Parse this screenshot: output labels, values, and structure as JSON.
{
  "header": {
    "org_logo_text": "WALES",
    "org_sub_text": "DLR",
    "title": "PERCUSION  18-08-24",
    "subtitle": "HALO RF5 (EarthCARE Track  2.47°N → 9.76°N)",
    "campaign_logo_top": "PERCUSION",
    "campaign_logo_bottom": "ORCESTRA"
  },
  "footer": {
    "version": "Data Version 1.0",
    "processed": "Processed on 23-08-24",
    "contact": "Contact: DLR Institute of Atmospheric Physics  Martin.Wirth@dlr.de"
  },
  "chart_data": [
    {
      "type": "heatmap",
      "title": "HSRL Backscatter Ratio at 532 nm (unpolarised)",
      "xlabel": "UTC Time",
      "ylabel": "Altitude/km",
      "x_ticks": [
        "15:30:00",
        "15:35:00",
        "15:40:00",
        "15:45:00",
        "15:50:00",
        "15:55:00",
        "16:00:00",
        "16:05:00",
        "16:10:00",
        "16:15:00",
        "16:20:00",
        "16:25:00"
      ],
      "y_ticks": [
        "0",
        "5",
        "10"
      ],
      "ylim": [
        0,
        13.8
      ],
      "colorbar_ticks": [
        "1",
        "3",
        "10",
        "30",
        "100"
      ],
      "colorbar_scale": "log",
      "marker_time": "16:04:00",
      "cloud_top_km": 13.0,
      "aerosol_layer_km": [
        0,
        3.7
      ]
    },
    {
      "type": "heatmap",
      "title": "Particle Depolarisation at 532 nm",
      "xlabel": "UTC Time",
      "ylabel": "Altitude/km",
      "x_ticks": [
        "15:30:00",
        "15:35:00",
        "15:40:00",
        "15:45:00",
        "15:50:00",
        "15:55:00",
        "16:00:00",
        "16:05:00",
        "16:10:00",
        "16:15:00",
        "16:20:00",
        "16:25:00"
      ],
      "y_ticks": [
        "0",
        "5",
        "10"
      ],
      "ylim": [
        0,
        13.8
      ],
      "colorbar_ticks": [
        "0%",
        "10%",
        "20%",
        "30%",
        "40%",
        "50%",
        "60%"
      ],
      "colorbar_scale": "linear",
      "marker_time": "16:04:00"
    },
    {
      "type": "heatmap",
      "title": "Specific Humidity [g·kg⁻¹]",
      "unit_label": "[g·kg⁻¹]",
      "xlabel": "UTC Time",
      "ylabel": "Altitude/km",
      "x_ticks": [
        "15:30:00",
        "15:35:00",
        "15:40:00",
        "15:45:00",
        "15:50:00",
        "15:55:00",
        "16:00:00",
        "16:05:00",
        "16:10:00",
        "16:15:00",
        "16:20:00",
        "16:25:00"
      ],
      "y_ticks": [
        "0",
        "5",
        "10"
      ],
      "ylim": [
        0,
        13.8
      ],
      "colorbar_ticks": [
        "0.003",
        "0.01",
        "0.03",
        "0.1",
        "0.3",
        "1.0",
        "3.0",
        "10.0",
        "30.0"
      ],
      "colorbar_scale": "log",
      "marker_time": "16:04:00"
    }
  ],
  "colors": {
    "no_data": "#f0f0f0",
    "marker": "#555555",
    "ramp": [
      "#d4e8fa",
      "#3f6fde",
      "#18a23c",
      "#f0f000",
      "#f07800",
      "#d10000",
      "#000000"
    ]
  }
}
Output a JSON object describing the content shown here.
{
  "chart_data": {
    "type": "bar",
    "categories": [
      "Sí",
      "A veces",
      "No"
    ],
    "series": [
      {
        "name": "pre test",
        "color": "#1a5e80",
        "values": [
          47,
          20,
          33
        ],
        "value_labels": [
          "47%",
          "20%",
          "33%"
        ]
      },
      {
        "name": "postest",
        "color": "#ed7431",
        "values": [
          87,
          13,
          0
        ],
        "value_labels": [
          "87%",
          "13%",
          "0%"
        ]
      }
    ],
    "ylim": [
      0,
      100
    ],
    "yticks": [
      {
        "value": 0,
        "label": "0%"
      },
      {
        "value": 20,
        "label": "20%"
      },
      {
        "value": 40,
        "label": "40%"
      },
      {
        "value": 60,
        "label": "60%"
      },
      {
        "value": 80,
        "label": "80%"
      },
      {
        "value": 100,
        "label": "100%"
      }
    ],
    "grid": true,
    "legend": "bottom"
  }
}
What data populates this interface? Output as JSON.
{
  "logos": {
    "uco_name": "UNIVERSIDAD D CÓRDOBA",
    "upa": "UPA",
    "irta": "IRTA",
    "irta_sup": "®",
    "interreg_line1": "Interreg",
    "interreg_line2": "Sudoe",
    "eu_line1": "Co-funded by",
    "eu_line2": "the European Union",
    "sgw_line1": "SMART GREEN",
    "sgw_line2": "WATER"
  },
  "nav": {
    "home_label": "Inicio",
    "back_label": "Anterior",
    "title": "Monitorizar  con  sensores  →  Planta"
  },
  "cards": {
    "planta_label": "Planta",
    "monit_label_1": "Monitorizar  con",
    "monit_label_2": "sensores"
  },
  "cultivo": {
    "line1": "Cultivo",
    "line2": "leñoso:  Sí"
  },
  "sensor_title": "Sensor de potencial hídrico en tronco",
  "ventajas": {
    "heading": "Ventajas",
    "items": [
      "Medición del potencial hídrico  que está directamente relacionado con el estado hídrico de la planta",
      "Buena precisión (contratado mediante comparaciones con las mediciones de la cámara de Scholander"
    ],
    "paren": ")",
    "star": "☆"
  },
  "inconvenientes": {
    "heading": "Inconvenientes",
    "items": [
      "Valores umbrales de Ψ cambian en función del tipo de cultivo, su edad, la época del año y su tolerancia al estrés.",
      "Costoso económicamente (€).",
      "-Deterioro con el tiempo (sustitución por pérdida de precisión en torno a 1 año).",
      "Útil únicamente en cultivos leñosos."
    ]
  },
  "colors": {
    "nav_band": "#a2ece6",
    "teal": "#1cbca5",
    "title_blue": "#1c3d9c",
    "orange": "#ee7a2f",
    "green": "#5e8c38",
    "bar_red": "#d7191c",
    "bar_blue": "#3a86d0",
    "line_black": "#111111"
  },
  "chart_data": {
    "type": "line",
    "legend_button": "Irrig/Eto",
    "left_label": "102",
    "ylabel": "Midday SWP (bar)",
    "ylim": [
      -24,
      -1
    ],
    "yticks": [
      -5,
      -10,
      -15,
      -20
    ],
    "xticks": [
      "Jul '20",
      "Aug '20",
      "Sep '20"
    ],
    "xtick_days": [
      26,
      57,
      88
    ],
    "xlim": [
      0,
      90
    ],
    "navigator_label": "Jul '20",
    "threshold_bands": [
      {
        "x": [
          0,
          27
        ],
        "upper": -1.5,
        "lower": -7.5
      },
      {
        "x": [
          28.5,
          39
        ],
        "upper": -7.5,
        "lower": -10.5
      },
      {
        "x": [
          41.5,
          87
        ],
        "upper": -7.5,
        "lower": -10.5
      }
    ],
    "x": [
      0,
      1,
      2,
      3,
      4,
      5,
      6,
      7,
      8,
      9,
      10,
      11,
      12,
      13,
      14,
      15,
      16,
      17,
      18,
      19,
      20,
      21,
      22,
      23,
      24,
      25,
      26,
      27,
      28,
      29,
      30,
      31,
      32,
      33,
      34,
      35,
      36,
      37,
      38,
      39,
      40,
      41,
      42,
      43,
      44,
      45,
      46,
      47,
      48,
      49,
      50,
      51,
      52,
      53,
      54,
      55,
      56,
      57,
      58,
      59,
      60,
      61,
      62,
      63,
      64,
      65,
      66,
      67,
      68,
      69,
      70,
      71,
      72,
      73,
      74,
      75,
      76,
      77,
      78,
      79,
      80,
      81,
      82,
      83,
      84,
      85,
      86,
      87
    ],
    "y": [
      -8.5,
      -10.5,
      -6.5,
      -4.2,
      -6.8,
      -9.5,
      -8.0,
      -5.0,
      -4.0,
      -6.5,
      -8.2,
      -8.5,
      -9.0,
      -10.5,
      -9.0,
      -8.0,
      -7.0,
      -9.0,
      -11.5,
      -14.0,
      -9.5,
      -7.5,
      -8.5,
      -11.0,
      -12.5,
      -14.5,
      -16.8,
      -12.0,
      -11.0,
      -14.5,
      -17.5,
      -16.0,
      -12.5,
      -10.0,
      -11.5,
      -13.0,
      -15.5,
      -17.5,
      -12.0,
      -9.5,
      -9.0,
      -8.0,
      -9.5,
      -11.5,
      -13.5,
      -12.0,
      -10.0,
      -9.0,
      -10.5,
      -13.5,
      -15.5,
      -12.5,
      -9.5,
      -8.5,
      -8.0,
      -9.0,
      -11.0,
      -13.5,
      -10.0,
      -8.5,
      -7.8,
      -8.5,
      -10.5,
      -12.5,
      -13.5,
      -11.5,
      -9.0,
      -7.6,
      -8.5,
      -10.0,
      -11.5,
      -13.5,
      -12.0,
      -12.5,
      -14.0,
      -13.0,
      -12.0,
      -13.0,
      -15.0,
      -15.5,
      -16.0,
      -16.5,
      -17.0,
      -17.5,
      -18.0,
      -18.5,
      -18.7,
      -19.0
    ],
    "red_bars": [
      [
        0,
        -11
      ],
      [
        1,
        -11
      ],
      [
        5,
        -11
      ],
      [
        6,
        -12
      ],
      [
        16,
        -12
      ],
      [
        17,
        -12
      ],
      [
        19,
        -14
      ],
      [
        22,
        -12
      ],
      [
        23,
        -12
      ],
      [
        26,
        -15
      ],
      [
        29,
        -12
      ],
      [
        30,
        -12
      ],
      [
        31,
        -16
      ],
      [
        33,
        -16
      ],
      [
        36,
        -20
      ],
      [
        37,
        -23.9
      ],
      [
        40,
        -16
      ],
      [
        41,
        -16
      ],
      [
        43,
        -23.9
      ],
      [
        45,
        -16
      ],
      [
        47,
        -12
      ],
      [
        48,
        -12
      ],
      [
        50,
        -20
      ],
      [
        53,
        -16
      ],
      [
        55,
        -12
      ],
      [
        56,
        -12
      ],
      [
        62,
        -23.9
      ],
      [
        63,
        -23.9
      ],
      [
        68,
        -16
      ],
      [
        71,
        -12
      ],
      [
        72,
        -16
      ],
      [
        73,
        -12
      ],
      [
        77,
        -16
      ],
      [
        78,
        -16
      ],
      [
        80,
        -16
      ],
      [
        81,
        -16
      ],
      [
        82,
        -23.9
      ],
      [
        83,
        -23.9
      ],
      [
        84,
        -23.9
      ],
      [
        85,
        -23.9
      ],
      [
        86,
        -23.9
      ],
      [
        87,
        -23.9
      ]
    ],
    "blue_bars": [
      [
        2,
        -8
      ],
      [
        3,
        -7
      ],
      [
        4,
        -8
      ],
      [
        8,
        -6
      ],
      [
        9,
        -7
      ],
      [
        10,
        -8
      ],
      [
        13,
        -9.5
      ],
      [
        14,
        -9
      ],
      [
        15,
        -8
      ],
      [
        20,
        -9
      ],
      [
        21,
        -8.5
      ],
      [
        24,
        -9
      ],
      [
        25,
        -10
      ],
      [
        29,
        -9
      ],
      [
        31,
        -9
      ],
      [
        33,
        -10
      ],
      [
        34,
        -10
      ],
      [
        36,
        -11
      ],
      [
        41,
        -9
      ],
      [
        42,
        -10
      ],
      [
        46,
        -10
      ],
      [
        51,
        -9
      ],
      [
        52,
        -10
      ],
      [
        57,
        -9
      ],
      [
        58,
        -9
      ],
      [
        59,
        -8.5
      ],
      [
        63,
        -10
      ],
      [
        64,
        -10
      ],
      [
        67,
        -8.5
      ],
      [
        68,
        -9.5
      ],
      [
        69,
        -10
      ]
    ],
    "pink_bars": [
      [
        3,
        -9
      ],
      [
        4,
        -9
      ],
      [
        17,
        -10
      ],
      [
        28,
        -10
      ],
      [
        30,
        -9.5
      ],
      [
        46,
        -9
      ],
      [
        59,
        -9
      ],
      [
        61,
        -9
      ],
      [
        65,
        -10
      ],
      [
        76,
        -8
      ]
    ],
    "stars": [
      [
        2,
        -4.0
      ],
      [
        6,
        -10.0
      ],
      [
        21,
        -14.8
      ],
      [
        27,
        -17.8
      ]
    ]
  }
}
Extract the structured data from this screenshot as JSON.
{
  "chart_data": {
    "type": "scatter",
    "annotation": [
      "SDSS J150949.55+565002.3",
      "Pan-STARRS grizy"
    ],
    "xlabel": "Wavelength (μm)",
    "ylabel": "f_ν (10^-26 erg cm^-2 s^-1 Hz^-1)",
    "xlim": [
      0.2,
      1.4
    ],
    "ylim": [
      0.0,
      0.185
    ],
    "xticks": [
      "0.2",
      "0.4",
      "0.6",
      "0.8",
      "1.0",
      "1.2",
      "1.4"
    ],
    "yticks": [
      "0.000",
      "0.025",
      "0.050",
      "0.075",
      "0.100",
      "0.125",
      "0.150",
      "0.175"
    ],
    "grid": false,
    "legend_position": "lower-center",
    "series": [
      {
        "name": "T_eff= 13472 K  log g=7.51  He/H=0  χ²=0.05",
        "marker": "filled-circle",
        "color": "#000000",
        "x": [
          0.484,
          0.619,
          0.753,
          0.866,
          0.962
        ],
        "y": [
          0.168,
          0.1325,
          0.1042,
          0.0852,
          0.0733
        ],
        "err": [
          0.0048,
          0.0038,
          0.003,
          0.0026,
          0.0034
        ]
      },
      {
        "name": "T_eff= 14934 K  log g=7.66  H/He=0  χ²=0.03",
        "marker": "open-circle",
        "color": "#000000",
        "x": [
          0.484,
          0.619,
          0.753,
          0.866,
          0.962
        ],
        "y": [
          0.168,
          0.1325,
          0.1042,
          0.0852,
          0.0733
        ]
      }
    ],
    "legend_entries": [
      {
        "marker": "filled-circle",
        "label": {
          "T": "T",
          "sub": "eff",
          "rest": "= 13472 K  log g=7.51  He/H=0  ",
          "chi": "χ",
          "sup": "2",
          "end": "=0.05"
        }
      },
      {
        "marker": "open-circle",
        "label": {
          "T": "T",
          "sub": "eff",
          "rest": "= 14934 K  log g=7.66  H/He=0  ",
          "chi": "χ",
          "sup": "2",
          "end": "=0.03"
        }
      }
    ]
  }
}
__________
# What you should do
Select every line in the material above where the string "hídrico" occurs, and copy it.

# Solution
  "sensor_title": "Sensor de potencial hídrico en tronco",
      "Medición del potencial hídrico  que está directamente relacionado con el estado hídrico de la planta",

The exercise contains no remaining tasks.